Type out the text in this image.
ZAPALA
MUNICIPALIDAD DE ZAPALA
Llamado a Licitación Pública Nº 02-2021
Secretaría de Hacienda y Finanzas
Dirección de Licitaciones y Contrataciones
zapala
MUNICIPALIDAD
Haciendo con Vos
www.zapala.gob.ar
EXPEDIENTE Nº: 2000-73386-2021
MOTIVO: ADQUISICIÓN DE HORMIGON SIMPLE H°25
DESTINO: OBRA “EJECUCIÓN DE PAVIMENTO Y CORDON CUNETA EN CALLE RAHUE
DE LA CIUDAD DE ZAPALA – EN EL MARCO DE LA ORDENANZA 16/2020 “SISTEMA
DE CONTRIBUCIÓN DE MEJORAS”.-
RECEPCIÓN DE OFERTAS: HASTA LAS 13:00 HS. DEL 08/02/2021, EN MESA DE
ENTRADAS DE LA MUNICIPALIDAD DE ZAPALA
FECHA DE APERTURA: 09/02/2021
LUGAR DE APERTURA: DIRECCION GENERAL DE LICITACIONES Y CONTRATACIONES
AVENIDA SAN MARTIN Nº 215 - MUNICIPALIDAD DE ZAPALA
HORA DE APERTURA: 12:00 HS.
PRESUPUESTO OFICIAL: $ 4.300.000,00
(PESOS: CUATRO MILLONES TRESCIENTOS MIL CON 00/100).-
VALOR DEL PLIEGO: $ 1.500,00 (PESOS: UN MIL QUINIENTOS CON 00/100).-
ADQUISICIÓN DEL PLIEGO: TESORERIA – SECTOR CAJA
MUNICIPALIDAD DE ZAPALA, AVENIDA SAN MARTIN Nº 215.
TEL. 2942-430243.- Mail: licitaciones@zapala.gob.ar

* * * * * * * * *

**Your goal**
Search the data for "MUNICIPALIDAD". Copy every line that has it.

**Written solution**
MUNICIPALIDAD DE ZAPALA
MUNICIPALIDAD
ENTRADAS DE LA MUNICIPALIDAD DE ZAPALA
AVENIDA SAN MARTIN Nº 215 - MUNICIPALIDAD DE ZAPALA
MUNICIPALIDAD DE ZAPALA, AVENIDA SAN MARTIN Nº 215.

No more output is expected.